===== テキストブロック =====
大戦後の戦闘機で訓練する陸軍兵士を主人公にして国の英雄のような物語として見せていく映画。

日本でもし自衛隊員を主人公にしてその一人をカリスマとして英雄視していく物語を作るかと考えれば考えられない話で子供は喜ぶかもしれないが大人からは非難轟々だろう。

それでもこれだけそういう映画が日本でウケてるのは個人的には不思議で面白いのである。


アメリカ人がこの映画に熱狂するのも制作するのも分かる。アメリカはそもそも「起源が黄金」という思念の元で歴史が動いているし、それを国の「物語性」に最も昇華してきた国でもあるから。

アメリカは建国からそして今までもずっと「理想の国」で既にあるからこれ以上どう良くするかより、「どう悪くならないか」の下で制度化設計されていると言われている。

これは他国の人間から見れば中々考えづらい建国設計で日本人として見ても定着はしない発想でもある。

だからアメリカが作る映画は現実に置いてのもしもの「最悪の想定」を盛り込んだ物語性が多いのだと思える。
=====
設定課題.
[1] 映画についての文章のうち、「大戦後の戦闘機で訓練する陸軍」から「昇華してきた国でもあるから。」までを一字一句違えずに書き写してください。
[2] 映画についての文章の最後の文に続けて、その先の部分を書き進めてください。
===== 生データ =====
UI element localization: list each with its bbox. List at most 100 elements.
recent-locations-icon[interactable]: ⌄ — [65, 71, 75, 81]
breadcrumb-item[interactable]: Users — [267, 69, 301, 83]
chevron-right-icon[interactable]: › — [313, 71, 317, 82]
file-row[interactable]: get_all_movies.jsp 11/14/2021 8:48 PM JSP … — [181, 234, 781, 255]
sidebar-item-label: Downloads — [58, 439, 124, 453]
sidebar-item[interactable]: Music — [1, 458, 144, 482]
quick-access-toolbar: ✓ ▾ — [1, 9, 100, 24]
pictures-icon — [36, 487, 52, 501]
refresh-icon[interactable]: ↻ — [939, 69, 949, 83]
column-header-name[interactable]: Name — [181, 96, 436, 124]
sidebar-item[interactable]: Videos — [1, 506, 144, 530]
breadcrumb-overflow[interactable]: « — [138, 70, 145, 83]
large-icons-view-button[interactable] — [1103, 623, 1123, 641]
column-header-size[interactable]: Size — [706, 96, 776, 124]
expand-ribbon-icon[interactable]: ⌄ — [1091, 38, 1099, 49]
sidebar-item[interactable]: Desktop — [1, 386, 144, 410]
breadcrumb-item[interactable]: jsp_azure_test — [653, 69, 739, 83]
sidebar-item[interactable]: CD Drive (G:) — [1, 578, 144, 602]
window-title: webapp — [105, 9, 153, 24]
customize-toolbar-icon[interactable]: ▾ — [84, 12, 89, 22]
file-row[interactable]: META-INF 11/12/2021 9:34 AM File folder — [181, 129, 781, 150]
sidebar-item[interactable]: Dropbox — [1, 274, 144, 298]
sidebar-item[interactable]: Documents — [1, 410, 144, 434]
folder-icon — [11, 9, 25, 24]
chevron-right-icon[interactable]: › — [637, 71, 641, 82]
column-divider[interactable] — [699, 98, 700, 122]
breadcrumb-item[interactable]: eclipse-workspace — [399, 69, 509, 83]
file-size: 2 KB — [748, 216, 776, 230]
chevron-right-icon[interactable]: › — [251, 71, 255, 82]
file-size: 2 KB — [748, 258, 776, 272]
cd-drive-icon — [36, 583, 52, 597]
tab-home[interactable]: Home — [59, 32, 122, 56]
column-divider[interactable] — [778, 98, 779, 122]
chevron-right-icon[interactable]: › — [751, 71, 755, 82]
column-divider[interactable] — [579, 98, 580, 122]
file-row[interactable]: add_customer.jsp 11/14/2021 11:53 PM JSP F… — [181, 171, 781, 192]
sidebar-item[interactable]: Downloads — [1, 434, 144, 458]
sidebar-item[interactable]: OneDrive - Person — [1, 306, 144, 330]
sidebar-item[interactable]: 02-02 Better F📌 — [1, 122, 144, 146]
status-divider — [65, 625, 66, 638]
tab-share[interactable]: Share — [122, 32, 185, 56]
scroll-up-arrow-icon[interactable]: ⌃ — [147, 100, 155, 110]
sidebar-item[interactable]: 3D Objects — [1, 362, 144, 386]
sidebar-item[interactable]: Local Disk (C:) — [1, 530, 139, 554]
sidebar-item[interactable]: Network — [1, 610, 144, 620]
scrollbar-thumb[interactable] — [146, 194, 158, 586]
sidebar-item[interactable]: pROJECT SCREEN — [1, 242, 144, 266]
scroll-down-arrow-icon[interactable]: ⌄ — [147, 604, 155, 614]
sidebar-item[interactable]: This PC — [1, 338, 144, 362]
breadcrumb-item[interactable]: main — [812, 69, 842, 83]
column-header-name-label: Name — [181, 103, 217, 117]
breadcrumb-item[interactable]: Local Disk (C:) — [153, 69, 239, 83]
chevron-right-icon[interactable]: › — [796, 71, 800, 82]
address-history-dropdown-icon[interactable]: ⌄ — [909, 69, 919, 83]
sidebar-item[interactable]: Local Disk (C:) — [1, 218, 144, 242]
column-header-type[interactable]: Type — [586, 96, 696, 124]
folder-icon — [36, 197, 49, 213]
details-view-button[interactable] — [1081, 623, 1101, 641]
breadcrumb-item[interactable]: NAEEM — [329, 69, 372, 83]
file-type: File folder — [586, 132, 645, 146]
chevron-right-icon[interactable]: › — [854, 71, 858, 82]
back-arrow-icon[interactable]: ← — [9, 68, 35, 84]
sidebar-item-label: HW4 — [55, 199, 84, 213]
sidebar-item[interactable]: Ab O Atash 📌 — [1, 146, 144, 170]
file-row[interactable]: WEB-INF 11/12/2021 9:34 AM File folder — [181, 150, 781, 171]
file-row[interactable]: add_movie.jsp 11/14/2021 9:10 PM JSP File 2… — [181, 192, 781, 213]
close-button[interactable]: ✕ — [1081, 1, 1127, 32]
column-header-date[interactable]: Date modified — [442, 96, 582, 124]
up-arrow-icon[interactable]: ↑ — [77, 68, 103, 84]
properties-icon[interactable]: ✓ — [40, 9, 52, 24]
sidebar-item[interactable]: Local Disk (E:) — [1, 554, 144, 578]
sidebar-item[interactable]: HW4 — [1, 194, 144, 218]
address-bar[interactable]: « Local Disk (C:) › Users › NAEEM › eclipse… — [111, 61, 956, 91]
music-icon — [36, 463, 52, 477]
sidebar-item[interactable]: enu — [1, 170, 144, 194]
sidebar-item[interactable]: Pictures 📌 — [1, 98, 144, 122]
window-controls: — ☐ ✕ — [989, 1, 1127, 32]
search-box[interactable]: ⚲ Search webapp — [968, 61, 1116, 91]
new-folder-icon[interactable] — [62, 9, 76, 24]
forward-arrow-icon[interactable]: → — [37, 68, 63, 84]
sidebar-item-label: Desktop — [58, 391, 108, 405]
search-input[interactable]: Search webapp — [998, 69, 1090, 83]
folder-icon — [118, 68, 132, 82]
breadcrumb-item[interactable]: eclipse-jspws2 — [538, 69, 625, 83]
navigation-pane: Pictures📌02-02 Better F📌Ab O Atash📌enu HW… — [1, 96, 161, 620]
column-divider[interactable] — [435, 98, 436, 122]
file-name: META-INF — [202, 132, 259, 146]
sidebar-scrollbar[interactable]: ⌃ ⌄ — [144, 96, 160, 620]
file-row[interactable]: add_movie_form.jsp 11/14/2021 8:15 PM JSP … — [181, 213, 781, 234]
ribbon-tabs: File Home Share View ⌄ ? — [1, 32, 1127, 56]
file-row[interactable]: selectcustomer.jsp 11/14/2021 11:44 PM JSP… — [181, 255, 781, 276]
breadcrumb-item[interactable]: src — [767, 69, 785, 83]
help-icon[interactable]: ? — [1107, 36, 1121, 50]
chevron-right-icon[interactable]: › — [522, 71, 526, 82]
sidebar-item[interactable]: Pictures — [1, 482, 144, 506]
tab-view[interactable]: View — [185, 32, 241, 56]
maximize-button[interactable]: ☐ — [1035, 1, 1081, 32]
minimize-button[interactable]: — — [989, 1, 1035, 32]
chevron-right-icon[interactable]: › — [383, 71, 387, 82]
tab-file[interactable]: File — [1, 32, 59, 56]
=====
課題の結果.
[1]
大戦後の戦闘機で訓練する陸軍兵士を主人公にして国の英雄のような物語として見せていく映画。

日本でもし自衛隊員を主人公にしてその一人をカリスマとして英雄視していく物語を作るかと考えれば考えられない話で子供は喜ぶかもしれないが大人からは非難轟々だろう。

それでもこれだけそういう映画が日本でウケてるのは個人的には不思議で面白いのである。


アメリカ人がこの映画に熱狂するのも制作するのも分かる。アメリカはそもそも「起源が黄金」という思念の元で歴史が動いているし、それを国の「物語性」に最も昇華してきた国でもあるから。

[2]
SFやアクション映画を観ても、基本的に性善説よりも性悪説を人物や物語性に組み込んで「人間の愚かさ」から勘定に入れていくドライな視点は、アメリカ独自のイデオロギーからしみ込んでいるのだろうと思える。

ただ不思議なのは自国の歴史を描くうえでもドキュメントという形式より「物語化」にこだわる作品が多く、こと軍人を描くうえでは野心的で自己中心的な人物ほど「負の勘定」には入れずに英雄的に描くことが多いということ。

日本はもちろん世界の歴史映画を見ても逆のテイストで描かれる。

ここの違いは個人的にはやはり敗戦国とそうではなかった国の違いが大きく出てるのではないのかなとも思う。

アメリカは隣国が周りになく「戦争のない国」とも言い表された。それだけ戦争や財政に脅かされる機会が少なく「栄光的な軍事の野心」を恐れる必要もないのだと。

歴史を振り返ってもワシントンから続く国民が選ぶ大統領は常に軍功のあるものが選ばれてきた。

他国との軍事の歴史を辿っても自国の被害を最小限にするために時に非人道的なやり方で同盟にしていく成功体験を常に収めてきた。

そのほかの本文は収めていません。